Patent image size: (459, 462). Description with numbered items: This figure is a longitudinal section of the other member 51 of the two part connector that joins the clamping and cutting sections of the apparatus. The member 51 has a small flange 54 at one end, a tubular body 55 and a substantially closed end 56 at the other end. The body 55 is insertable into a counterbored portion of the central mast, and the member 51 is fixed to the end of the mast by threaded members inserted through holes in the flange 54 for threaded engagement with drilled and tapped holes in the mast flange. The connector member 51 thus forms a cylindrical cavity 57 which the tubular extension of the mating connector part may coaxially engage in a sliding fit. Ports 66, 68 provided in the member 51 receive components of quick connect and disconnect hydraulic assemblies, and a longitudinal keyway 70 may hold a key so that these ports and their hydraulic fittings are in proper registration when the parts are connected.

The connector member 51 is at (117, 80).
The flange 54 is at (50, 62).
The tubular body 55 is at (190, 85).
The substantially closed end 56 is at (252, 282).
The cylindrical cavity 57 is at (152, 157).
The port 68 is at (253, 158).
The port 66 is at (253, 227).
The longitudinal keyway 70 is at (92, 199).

• EXERCISE OBJECTIVE: Rewrite the records above as a two-column CSV with the header row input,output. Each record gets one row, with its text under input and its answer under output, each in a single quoted field with line breaks replaced by spaces.

• RESULT OF THE EXERCISE:
input,output
"Patent image size: (459, 462). Description with numbered items: This figure is a longitudinal section of the other member 51 of the two part connector that joins the clamping and cutting sections of the apparatus. The member 51 has a small flange 54 at one end, a tubular body 55 and a substantially closed end 56 at the other end. The body 55 is insertable into a counterbored portion of the central mast, and the member 51 is fixed to the end of the mast by threaded members inserted through holes in the flange 54 for threaded engagement with drilled and tapped holes in the mast flange. The connector member 51 thus forms a cylindrical cavity 57 which the tubular extension of the mating connector part may coaxially engage in a sliding fit. Ports 66, 68 provided in the member 51 receive components of quick connect and disconnect hydraulic assemblies, and a longitudinal keyway 70 may hold a key so that these ports and their hydraulic fittings are in proper registration when the parts are connected.","The connector member 51 is at (117, 80). The flange 54 is at (50, 62). The tubular body 55 is at (190, 85). The substantially closed end 56 is at (252, 282). The cylindrical cavity 57 is at (152, 157). The port 68 is at (253, 158). The port 66 is at (253, 227). The longitudinal keyway 70 is at (92, 199)."